## Exercise brief
Extract each line of the material that follows exactly and omit its pictures.

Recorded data
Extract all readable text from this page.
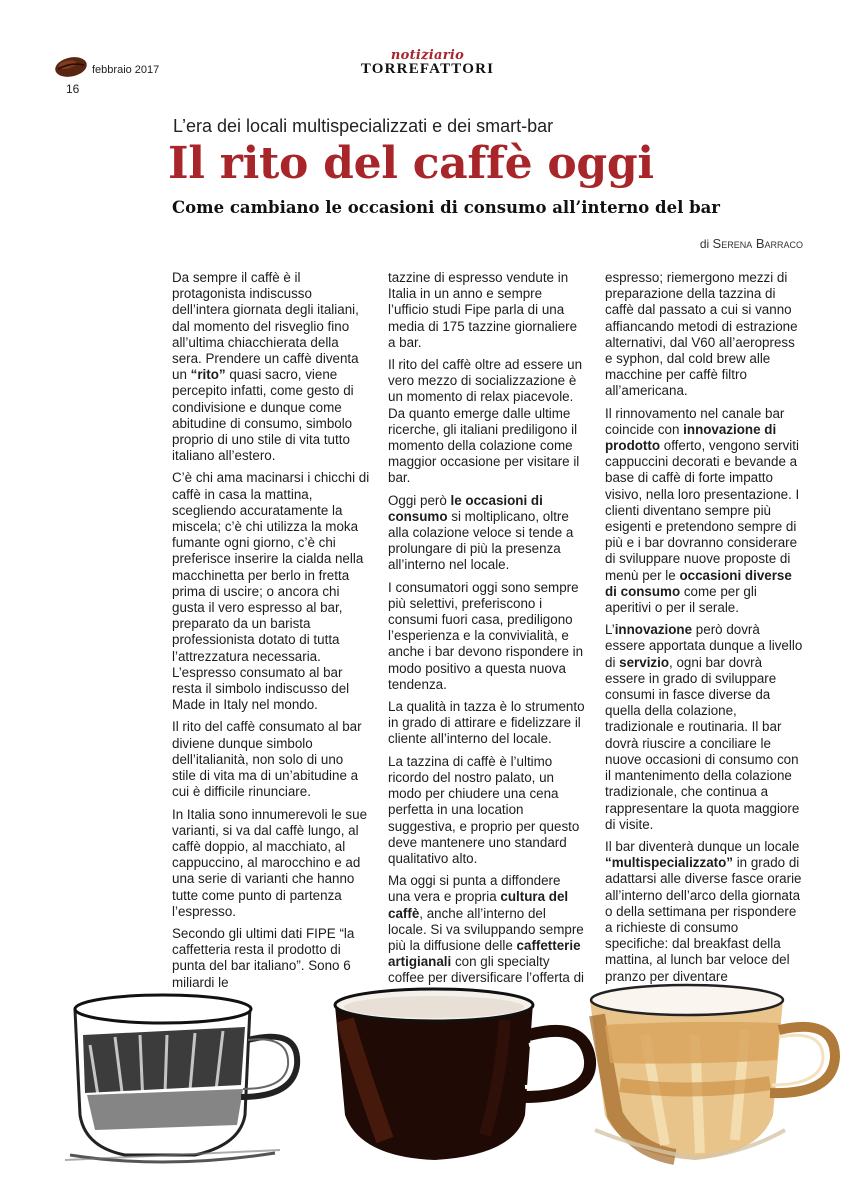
febbraio 2017
16
notiziario
TORREFATTORI
L’era dei locali multispecializzati e dei smart-bar
Il rito del caffè oggi
Come cambiano le occasioni di consumo all’interno del bar
di Serena Barraco

Da sempre il caffè è il protagonista indiscusso dell’intera giornata degli italiani, dal momento del risveglio fino all’ultima chiacchierata della sera. Prendere un caffè diventa un “rito” quasi sacro, viene percepito infatti, come gesto di condivisione e dunque come abitudine di consumo, simbolo proprio di uno stile di vita tutto italiano all’estero.

C’è chi ama macinarsi i chicchi di caffè in casa la mattina, scegliendo accuratamente la miscela; c’è chi utilizza la moka fumante ogni giorno, c’è chi preferisce inserire la cialda nella macchinetta per berlo in fretta prima di uscire; o ancora chi gusta il vero espresso al bar, preparato da un barista professionista dotato di tutta l’attrezzatura necessaria. L’espresso consumato al bar resta il simbolo indiscusso del Made in Italy nel mondo.

Il rito del caffè consumato al bar diviene dunque simbolo dell’italianità, non solo di uno stile di vita ma di un’abitudine a cui è difficile rinunciare.

In Italia sono innumerevoli le sue varianti, si va dal caffè lungo, al caffè doppio, al macchiato, al cappuccino, al marocchino e ad una serie di varianti che hanno tutte come punto di partenza l’espresso.

Secondo gli ultimi dati FIPE “la caffetteria resta il prodotto di punta del bar italiano”. Sono 6 miliardi le

tazzine di espresso vendute in Italia in un anno e sempre l’ufficio studi Fipe parla di una media di 175 tazzine giornaliere a bar.

Il rito del caffè oltre ad essere un vero mezzo di socializzazione è un momento di relax piacevole. Da quanto emerge dalle ultime ricerche, gli italiani prediligono il momento della colazione come maggior occasione per visitare il bar.

Oggi però le occasioni di consumo si moltiplicano, oltre alla colazione veloce si tende a prolungare di più la presenza all’interno nel locale.

I consumatori oggi sono sempre più selettivi, preferiscono i consumi fuori casa, prediligono l’esperienza e la convivialità, e anche i bar devono rispondere in modo positivo a questa nuova tendenza.

La qualità in tazza è lo strumento in grado di attirare e fidelizzare il cliente all’interno del locale.

La tazzina di caffè è l’ultimo ricordo del nostro palato, un modo per chiudere una cena perfetta in una location suggestiva, e proprio per questo deve mantenere uno standard qualitativo alto.

Ma oggi si punta a diffondere una vera e propria cultura del caffè, anche all’interno del locale. Si va sviluppando sempre più la diffusione delle caffetterie artigianali con gli specialty coffee per diversificare l’offerta di

espresso; riemergono mezzi di preparazione della tazzina di caffè dal passato a cui si vanno affiancando metodi di estrazione alternativi, dal V60 all’aeropress e syphon, dal cold brew alle macchine per caffè filtro all’americana.

Il rinnovamento nel canale bar coincide con innovazione di prodotto offerto, vengono serviti cappuccini decorati e bevande a base di caffè di forte impatto visivo, nella loro presentazione. I clienti diventano sempre più esigenti e pretendono sempre di più e i bar dovranno considerare di sviluppare nuove proposte di menù per le occasioni diverse di consumo come per gli aperitivi o per il serale.

L’innovazione però dovrà essere apportata dunque a livello di servizio, ogni bar dovrà essere in grado di sviluppare consumi in fasce diverse da quella della colazione, tradizionale e routinaria. Il bar dovrà riuscire a conciliare le nuove occasioni di consumo con il mantenimento della colazione tradizionale, che continua a rappresentare la quota maggiore di visite.

Il bar diventerà dunque un locale “multispecializzato” in grado di adattarsi alle diverse fasce orarie all’interno dell’arco della giornata o della settimana per rispondere a richieste di consumo specifiche: dal breakfast della mattina, al lunch bar veloce del pranzo per diventare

## Task solution
Extract all readable text from this page.
febbraio 2017
16
notiziario
TORREFATTORI
L’era dei locali multispecializzati e dei smart-bar
Il rito del caffè oggi
Come cambiano le occasioni di consumo all’interno del bar
di Serena Barraco

Da sempre il caffè è il protagonista indiscusso dell’intera giornata degli italiani, dal momento del risveglio fino all’ultima chiacchierata della sera. Prendere un caffè diventa un “rito” quasi sacro, viene percepito infatti, come gesto di condivisione e dunque come abitudine di consumo, simbolo proprio di uno stile di vita tutto italiano all’estero.

C’è chi ama macinarsi i chicchi di caffè in casa la mattina, scegliendo accuratamente la miscela; c’è chi utilizza la moka fumante ogni giorno, c’è chi preferisce inserire la cialda nella macchinetta per berlo in fretta prima di uscire; o ancora chi gusta il vero espresso al bar, preparato da un barista professionista dotato di tutta l’attrezzatura necessaria. L’espresso consumato al bar resta il simbolo indiscusso del Made in Italy nel mondo.

Il rito del caffè consumato al bar diviene dunque simbolo dell’italianità, non solo di uno stile di vita ma di un’abitudine a cui è difficile rinunciare.

In Italia sono innumerevoli le sue varianti, si va dal caffè lungo, al caffè doppio, al macchiato, al cappuccino, al marocchino e ad una serie di varianti che hanno tutte come punto di partenza l’espresso.

Secondo gli ultimi dati FIPE “la caffetteria resta il prodotto di punta del bar italiano”. Sono 6 miliardi le

tazzine di espresso vendute in Italia in un anno e sempre l’ufficio studi Fipe parla di una media di 175 tazzine giornaliere a bar.

Il rito del caffè oltre ad essere un vero mezzo di socializzazione è un momento di relax piacevole. Da quanto emerge dalle ultime ricerche, gli italiani prediligono il momento della colazione come maggior occasione per visitare il bar.

Oggi però le occasioni di consumo si moltiplicano, oltre alla colazione veloce si tende a prolungare di più la presenza all’interno nel locale.

I consumatori oggi sono sempre più selettivi, preferiscono i consumi fuori casa, prediligono l’esperienza e la convivialità, e anche i bar devono rispondere in modo positivo a questa nuova tendenza.

La qualità in tazza è lo strumento in grado di attirare e fidelizzare il cliente all’interno del locale.

La tazzina di caffè è l’ultimo ricordo del nostro palato, un modo per chiudere una cena perfetta in una location suggestiva, e proprio per questo deve mantenere uno standard qualitativo alto.

Ma oggi si punta a diffondere una vera e propria cultura del caffè, anche all’interno del locale. Si va sviluppando sempre più la diffusione delle caffetterie artigianali con gli specialty coffee per diversificare l’offerta di

espresso; riemergono mezzi di preparazione della tazzina di caffè dal passato a cui si vanno affiancando metodi di estrazione alternativi, dal V60 all’aeropress e syphon, dal cold brew alle macchine per caffè filtro all’americana.

Il rinnovamento nel canale bar coincide con innovazione di prodotto offerto, vengono serviti cappuccini decorati e bevande a base di caffè di forte impatto visivo, nella loro presentazione. I clienti diventano sempre più esigenti e pretendono sempre di più e i bar dovranno considerare di sviluppare nuove proposte di menù per le occasioni diverse di consumo come per gli aperitivi o per il serale.

L’innovazione però dovrà essere apportata dunque a livello di servizio, ogni bar dovrà essere in grado di sviluppare consumi in fasce diverse da quella della colazione, tradizionale e routinaria. Il bar dovrà riuscire a conciliare le nuove occasioni di consumo con il mantenimento della colazione tradizionale, che continua a rappresentare la quota maggiore di visite.

Il bar diventerà dunque un locale “multispecializzato” in grado di adattarsi alle diverse fasce orarie all’interno dell’arco della giornata o della settimana per rispondere a richieste di consumo specifiche: dal breakfast della mattina, al lunch bar veloce del pranzo per diventare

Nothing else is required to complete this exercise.